DIRECTIVE:
Find and copy each line of the records where the string "JSON" shows up.

GIVEN ENTRIES:
BEGIN

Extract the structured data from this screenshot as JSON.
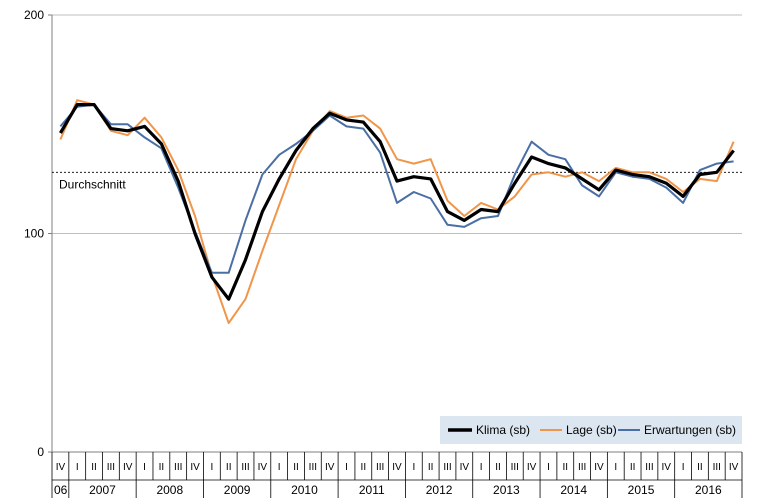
{
  "chart_data": {
    "type": "line",
    "ylim": [
      0,
      200
    ],
    "yticks": [
      "0",
      "100",
      "200"
    ],
    "reference_line": {
      "label": "Durchschnitt",
      "value": 128
    },
    "x": [
      "2006 IV",
      "2007 I",
      "2007 II",
      "2007 III",
      "2007 IV",
      "2008 I",
      "2008 II",
      "2008 III",
      "2008 IV",
      "2009 I",
      "2009 II",
      "2009 III",
      "2009 IV",
      "2010 I",
      "2010 II",
      "2010 III",
      "2010 IV",
      "2011 I",
      "2011 II",
      "2011 III",
      "2011 IV",
      "2012 I",
      "2012 II",
      "2012 III",
      "2012 IV",
      "2013 I",
      "2013 II",
      "2013 III",
      "2013 IV",
      "2014 I",
      "2014 II",
      "2014 III",
      "2014 IV",
      "2015 I",
      "2015 II",
      "2015 III",
      "2015 IV",
      "2016 I",
      "2016 II",
      "2016 III",
      "2016 IV"
    ],
    "quarter_labels": [
      "IV",
      "I",
      "II",
      "III",
      "IV",
      "I",
      "II",
      "III",
      "IV",
      "I",
      "II",
      "III",
      "IV",
      "I",
      "II",
      "III",
      "IV",
      "I",
      "II",
      "III",
      "IV",
      "I",
      "II",
      "III",
      "IV",
      "I",
      "II",
      "III",
      "IV",
      "I",
      "II",
      "III",
      "IV",
      "I",
      "II",
      "III",
      "IV",
      "I",
      "II",
      "III",
      "IV"
    ],
    "year_labels": [
      {
        "label": "06",
        "start": 0,
        "end": 0
      },
      {
        "label": "2007",
        "start": 1,
        "end": 4
      },
      {
        "label": "2008",
        "start": 5,
        "end": 8
      },
      {
        "label": "2009",
        "start": 9,
        "end": 12
      },
      {
        "label": "2010",
        "start": 13,
        "end": 16
      },
      {
        "label": "2011",
        "start": 17,
        "end": 20
      },
      {
        "label": "2012",
        "start": 21,
        "end": 24
      },
      {
        "label": "2013",
        "start": 25,
        "end": 28
      },
      {
        "label": "2014",
        "start": 29,
        "end": 32
      },
      {
        "label": "2015",
        "start": 33,
        "end": 36
      },
      {
        "label": "2016",
        "start": 37,
        "end": 40
      }
    ],
    "legend_position": "bottom-right",
    "series": [
      {
        "name": "Klima (sb)",
        "color": "#000000",
        "values": [
          146,
          159,
          159,
          148,
          147,
          149,
          141,
          124,
          100,
          80,
          70,
          88,
          110,
          125,
          138,
          148,
          155,
          152,
          151,
          142,
          124,
          126,
          125,
          110,
          106,
          111,
          110,
          123,
          135,
          132,
          130,
          125,
          120,
          129,
          127,
          126,
          123,
          117,
          127,
          128,
          138
        ]
      },
      {
        "name": "Lage (sb)",
        "color": "#f0964a",
        "values": [
          143,
          161,
          159,
          147,
          145,
          153,
          144,
          129,
          108,
          81,
          59,
          70,
          92,
          113,
          134,
          147,
          156,
          153,
          154,
          148,
          134,
          132,
          134,
          115,
          108,
          114,
          111,
          117,
          127,
          128,
          126,
          128,
          124,
          130,
          128,
          128,
          125,
          119,
          125,
          124,
          142
        ]
      },
      {
        "name": "Erwartungen (sb)",
        "color": "#4a6fa5",
        "values": [
          149,
          158,
          159,
          150,
          150,
          144,
          139,
          121,
          101,
          82,
          82,
          106,
          127,
          136,
          141,
          147,
          154,
          149,
          148,
          137,
          114,
          119,
          116,
          104,
          103,
          107,
          108,
          127,
          142,
          136,
          134,
          122,
          117,
          128,
          126,
          125,
          121,
          114,
          129,
          132,
          133
        ]
      }
    ]
  }
}
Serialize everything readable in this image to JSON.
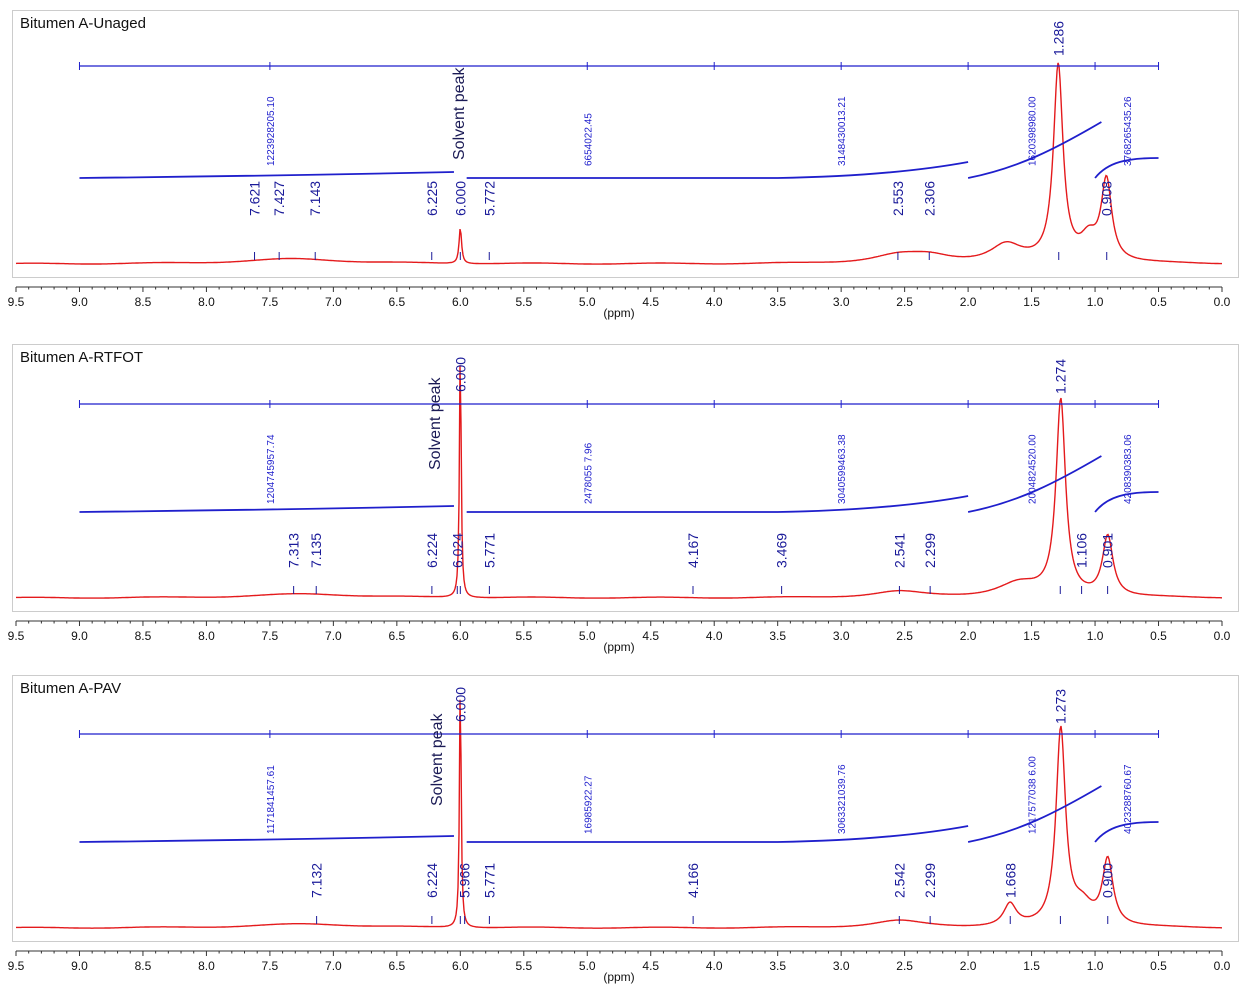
{
  "colors": {
    "spectrum": "#e41a1c",
    "integral": "#1f1fcc",
    "label": "#1a1a99",
    "axis": "#333333"
  },
  "axis_ticks": [
    "9.5",
    "9.0",
    "8.5",
    "8.0",
    "7.5",
    "7.0",
    "6.5",
    "6.0",
    "5.5",
    "5.0",
    "4.5",
    "4.0",
    "3.5",
    "3.0",
    "2.5",
    "2.0",
    "1.5",
    "1.0",
    "0.5",
    "0.0"
  ],
  "xlabel": "(ppm)",
  "solvent_label": "Solvent peak",
  "chart_data": [
    {
      "type": "line",
      "title": "Bitumen A-Unaged",
      "xlabel": "(ppm)",
      "xlim": [
        9.5,
        0.0
      ],
      "x_reversed": true,
      "peaks": [
        {
          "ppm": 7.621,
          "label": "7.621"
        },
        {
          "ppm": 7.427,
          "label": "7.427"
        },
        {
          "ppm": 7.143,
          "label": "7.143"
        },
        {
          "ppm": 6.225,
          "label": "6.225"
        },
        {
          "ppm": 6.0,
          "label": "6.000"
        },
        {
          "ppm": 5.772,
          "label": "5.772"
        },
        {
          "ppm": 2.553,
          "label": "2.553"
        },
        {
          "ppm": 2.306,
          "label": "2.306"
        },
        {
          "ppm": 1.286,
          "label": "1.286"
        },
        {
          "ppm": 0.908,
          "label": "0.908"
        }
      ],
      "integrals": [
        {
          "from": 9.0,
          "to": 6.0,
          "value": "1223928205.10"
        },
        {
          "from": 6.0,
          "to": 2.0,
          "value": "6654022.45"
        },
        {
          "from": 6.0,
          "to": 2.0,
          "value": "3148430013.21"
        },
        {
          "from": 2.0,
          "to": 1.0,
          "value": "1620398980.00"
        },
        {
          "from": 1.0,
          "to": 0.5,
          "value": "3768265435.26"
        }
      ]
    },
    {
      "type": "line",
      "title": "Bitumen A-RTFOT",
      "xlabel": "(ppm)",
      "xlim": [
        9.5,
        0.0
      ],
      "x_reversed": true,
      "peaks": [
        {
          "ppm": 7.313,
          "label": "7.313"
        },
        {
          "ppm": 7.135,
          "label": "7.135"
        },
        {
          "ppm": 6.224,
          "label": "6.224"
        },
        {
          "ppm": 6.024,
          "label": "6.024"
        },
        {
          "ppm": 6.0,
          "label": "6.000"
        },
        {
          "ppm": 5.771,
          "label": "5.771"
        },
        {
          "ppm": 4.167,
          "label": "4.167"
        },
        {
          "ppm": 3.469,
          "label": "3.469"
        },
        {
          "ppm": 2.541,
          "label": "2.541"
        },
        {
          "ppm": 2.299,
          "label": "2.299"
        },
        {
          "ppm": 1.274,
          "label": "1.274"
        },
        {
          "ppm": 1.106,
          "label": "1.106"
        },
        {
          "ppm": 0.901,
          "label": "0.901"
        }
      ],
      "integrals": [
        {
          "from": 9.0,
          "to": 6.05,
          "value": "1204745957.74"
        },
        {
          "from": 5.95,
          "to": 2.0,
          "value": "2478055 7.96"
        },
        {
          "from": 5.95,
          "to": 2.0,
          "value": "3040599463.38"
        },
        {
          "from": 2.0,
          "to": 1.0,
          "value": "2004824520.00"
        },
        {
          "from": 1.0,
          "to": 0.5,
          "value": "4208390383.06"
        }
      ]
    },
    {
      "type": "line",
      "title": "Bitumen A-PAV",
      "xlabel": "(ppm)",
      "xlim": [
        9.5,
        0.0
      ],
      "x_reversed": true,
      "peaks": [
        {
          "ppm": 7.132,
          "label": "7.132"
        },
        {
          "ppm": 6.224,
          "label": "6.224"
        },
        {
          "ppm": 6.0,
          "label": "6.000"
        },
        {
          "ppm": 5.966,
          "label": "5.966"
        },
        {
          "ppm": 5.771,
          "label": "5.771"
        },
        {
          "ppm": 4.166,
          "label": "4.166"
        },
        {
          "ppm": 2.542,
          "label": "2.542"
        },
        {
          "ppm": 2.299,
          "label": "2.299"
        },
        {
          "ppm": 1.668,
          "label": "1.668"
        },
        {
          "ppm": 1.273,
          "label": "1.273"
        },
        {
          "ppm": 0.9,
          "label": "0.900"
        }
      ],
      "integrals": [
        {
          "from": 9.0,
          "to": 6.05,
          "value": "1171841457.61"
        },
        {
          "from": 5.95,
          "to": 2.0,
          "value": "16985922.27"
        },
        {
          "from": 5.95,
          "to": 2.0,
          "value": "3063321039.76"
        },
        {
          "from": 2.0,
          "to": 1.0,
          "value": "1217577038 6.00"
        },
        {
          "from": 1.0,
          "to": 0.5,
          "value": "4023288760.67"
        }
      ]
    }
  ]
}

END

FULL RESPONSE:
Extract the structured data from this screenshot as JSON.
Serialize everything readable in this image to JSON.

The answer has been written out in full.